>> begin
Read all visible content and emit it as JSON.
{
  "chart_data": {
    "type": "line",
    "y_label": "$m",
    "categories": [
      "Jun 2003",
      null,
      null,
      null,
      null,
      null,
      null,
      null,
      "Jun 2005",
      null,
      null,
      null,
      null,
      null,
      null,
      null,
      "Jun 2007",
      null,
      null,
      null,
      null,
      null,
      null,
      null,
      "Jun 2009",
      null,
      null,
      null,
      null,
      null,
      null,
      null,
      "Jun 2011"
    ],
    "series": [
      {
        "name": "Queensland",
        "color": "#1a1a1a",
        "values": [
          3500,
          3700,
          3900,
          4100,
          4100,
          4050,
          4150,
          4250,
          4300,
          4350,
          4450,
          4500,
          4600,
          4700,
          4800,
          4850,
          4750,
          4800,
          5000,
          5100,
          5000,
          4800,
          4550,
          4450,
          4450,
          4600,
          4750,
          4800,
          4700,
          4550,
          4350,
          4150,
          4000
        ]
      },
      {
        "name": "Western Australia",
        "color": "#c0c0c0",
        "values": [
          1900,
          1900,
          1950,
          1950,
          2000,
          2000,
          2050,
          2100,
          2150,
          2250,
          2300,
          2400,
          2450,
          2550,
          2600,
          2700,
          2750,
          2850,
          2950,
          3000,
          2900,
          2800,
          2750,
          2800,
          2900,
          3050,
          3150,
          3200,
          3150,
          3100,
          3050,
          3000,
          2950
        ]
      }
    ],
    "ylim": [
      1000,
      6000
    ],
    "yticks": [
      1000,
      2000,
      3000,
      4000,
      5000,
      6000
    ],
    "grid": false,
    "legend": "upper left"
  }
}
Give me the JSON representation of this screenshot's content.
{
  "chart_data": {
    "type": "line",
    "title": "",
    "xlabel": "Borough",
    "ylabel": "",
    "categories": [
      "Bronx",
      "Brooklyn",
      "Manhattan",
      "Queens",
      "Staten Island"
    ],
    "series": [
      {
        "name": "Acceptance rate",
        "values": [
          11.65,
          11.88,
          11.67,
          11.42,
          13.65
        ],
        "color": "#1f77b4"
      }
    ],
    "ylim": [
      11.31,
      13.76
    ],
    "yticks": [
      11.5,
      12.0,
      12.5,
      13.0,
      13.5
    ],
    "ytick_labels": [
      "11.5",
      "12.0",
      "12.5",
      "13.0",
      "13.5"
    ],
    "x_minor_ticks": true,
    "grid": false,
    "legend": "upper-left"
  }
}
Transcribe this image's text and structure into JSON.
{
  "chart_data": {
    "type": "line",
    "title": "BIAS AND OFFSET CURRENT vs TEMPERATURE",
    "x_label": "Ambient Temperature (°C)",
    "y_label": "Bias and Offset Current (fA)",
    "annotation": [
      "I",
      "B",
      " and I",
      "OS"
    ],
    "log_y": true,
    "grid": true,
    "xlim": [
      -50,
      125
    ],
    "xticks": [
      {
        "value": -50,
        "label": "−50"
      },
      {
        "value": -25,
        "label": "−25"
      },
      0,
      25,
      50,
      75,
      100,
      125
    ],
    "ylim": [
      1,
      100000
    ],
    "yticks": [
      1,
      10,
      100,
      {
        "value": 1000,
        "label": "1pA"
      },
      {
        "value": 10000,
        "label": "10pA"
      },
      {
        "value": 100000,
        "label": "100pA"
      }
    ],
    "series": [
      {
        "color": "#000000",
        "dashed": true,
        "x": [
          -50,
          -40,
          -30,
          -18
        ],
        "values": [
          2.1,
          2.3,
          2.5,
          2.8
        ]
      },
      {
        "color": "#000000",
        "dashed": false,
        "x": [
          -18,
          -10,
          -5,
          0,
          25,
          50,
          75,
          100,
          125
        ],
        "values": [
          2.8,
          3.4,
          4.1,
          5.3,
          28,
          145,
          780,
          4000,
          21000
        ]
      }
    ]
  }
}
>> end
_DIRECTION_
Find "upper". Copy every line it occurs in.

_ANSWER TO THIS PROBLEM_
    "legend": "upper left"
    "legend": "upper-left"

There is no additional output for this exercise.